— TASK INSTRUCTIONS —
Produce the listing below again, exactly as shown.

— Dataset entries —
———
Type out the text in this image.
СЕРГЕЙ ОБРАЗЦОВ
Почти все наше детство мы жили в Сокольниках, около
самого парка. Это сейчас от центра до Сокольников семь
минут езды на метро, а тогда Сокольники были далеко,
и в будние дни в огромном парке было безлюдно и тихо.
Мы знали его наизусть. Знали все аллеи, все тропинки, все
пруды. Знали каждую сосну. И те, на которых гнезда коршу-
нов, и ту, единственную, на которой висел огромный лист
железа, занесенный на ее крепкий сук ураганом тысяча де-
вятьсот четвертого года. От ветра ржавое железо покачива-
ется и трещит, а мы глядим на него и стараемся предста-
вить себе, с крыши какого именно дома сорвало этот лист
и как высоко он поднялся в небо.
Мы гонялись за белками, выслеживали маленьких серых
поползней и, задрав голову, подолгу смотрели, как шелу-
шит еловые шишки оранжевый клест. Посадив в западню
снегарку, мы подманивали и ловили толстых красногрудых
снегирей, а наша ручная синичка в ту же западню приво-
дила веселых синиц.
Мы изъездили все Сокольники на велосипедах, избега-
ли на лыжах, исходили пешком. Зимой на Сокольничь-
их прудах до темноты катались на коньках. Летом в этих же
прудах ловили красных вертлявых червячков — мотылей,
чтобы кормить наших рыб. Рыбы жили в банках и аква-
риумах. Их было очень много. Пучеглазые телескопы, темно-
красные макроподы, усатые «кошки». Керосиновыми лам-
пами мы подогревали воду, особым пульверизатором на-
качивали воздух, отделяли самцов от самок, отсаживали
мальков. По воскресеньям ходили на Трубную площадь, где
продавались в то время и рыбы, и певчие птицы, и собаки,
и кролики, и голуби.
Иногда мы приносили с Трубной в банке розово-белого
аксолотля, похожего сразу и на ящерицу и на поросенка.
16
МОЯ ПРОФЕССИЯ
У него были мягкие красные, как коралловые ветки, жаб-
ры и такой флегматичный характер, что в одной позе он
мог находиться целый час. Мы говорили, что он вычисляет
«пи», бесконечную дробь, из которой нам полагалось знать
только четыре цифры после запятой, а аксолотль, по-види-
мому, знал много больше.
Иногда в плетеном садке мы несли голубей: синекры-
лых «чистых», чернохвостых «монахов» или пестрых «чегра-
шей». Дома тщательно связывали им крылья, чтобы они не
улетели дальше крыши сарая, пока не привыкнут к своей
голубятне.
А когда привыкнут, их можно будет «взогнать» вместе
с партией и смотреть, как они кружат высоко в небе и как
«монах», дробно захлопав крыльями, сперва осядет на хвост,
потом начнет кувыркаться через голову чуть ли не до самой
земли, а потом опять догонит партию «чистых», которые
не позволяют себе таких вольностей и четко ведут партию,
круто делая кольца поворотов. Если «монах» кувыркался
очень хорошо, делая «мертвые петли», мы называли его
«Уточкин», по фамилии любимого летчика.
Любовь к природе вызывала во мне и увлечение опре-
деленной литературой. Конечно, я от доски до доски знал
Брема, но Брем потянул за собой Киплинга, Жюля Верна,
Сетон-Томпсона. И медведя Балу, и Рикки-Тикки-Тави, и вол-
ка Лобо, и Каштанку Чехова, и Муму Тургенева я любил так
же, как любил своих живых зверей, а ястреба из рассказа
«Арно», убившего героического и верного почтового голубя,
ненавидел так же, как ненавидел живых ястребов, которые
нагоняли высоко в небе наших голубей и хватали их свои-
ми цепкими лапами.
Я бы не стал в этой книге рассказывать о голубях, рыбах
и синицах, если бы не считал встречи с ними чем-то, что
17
———
— FINAL ANSWER —
Type out the text in this image.
СЕРГЕЙ ОБРАЗЦОВ
Почти все наше детство мы жили в Сокольниках, около
самого парка. Это сейчас от центра до Сокольников семь
минут езды на метро, а тогда Сокольники были далеко,
и в будние дни в огромном парке было безлюдно и тихо.
Мы знали его наизусть. Знали все аллеи, все тропинки, все
пруды. Знали каждую сосну. И те, на которых гнезда коршу-
нов, и ту, единственную, на которой висел огромный лист
железа, занесенный на ее крепкий сук ураганом тысяча де-
вятьсот четвертого года. От ветра ржавое железо покачива-
ется и трещит, а мы глядим на него и стараемся предста-
вить себе, с крыши какого именно дома сорвало этот лист
и как высоко он поднялся в небо.
Мы гонялись за белками, выслеживали маленьких серых
поползней и, задрав голову, подолгу смотрели, как шелу-
шит еловые шишки оранжевый клест. Посадив в западню
снегарку, мы подманивали и ловили толстых красногрудых
снегирей, а наша ручная синичка в ту же западню приво-
дила веселых синиц.
Мы изъездили все Сокольники на велосипедах, избега-
ли на лыжах, исходили пешком. Зимой на Сокольничь-
их прудах до темноты катались на коньках. Летом в этих же
прудах ловили красных вертлявых червячков — мотылей,
чтобы кормить наших рыб. Рыбы жили в банках и аква-
риумах. Их было очень много. Пучеглазые телескопы, темно-
красные макроподы, усатые «кошки». Керосиновыми лам-
пами мы подогревали воду, особым пульверизатором на-
качивали воздух, отделяли самцов от самок, отсаживали
мальков. По воскресеньям ходили на Трубную площадь, где
продавались в то время и рыбы, и певчие птицы, и собаки,
и кролики, и голуби.
Иногда мы приносили с Трубной в банке розово-белого
аксолотля, похожего сразу и на ящерицу и на поросенка.
16
МОЯ ПРОФЕССИЯ
У него были мягкие красные, как коралловые ветки, жаб-
ры и такой флегматичный характер, что в одной позе он
мог находиться целый час. Мы говорили, что он вычисляет
«пи», бесконечную дробь, из которой нам полагалось знать
только четыре цифры после запятой, а аксолотль, по-види-
мому, знал много больше.
Иногда в плетеном садке мы несли голубей: синекры-
лых «чистых», чернохвостых «монахов» или пестрых «чегра-
шей». Дома тщательно связывали им крылья, чтобы они не
улетели дальше крыши сарая, пока не привыкнут к своей
голубятне.
А когда привыкнут, их можно будет «взогнать» вместе
с партией и смотреть, как они кружат высоко в небе и как
«монах», дробно захлопав крыльями, сперва осядет на хвост,
потом начнет кувыркаться через голову чуть ли не до самой
земли, а потом опять догонит партию «чистых», которые
не позволяют себе таких вольностей и четко ведут партию,
круто делая кольца поворотов. Если «монах» кувыркался
очень хорошо, делая «мертвые петли», мы называли его
«Уточкин», по фамилии любимого летчика.
Любовь к природе вызывала во мне и увлечение опре-
деленной литературой. Конечно, я от доски до доски знал
Брема, но Брем потянул за собой Киплинга, Жюля Верна,
Сетон-Томпсона. И медведя Балу, и Рикки-Тикки-Тави, и вол-
ка Лобо, и Каштанку Чехова, и Муму Тургенева я любил так
же, как любил своих живых зверей, а ястреба из рассказа
«Арно», убившего героического и верного почтового голубя,
ненавидел так же, как ненавидел живых ястребов, которые
нагоняли высоко в небе наших голубей и хватали их свои-
ми цепкими лапами.
Я бы не стал в этой книге рассказывать о голубях, рыбах
и синицах, если бы не считал встречи с ними чем-то, что
17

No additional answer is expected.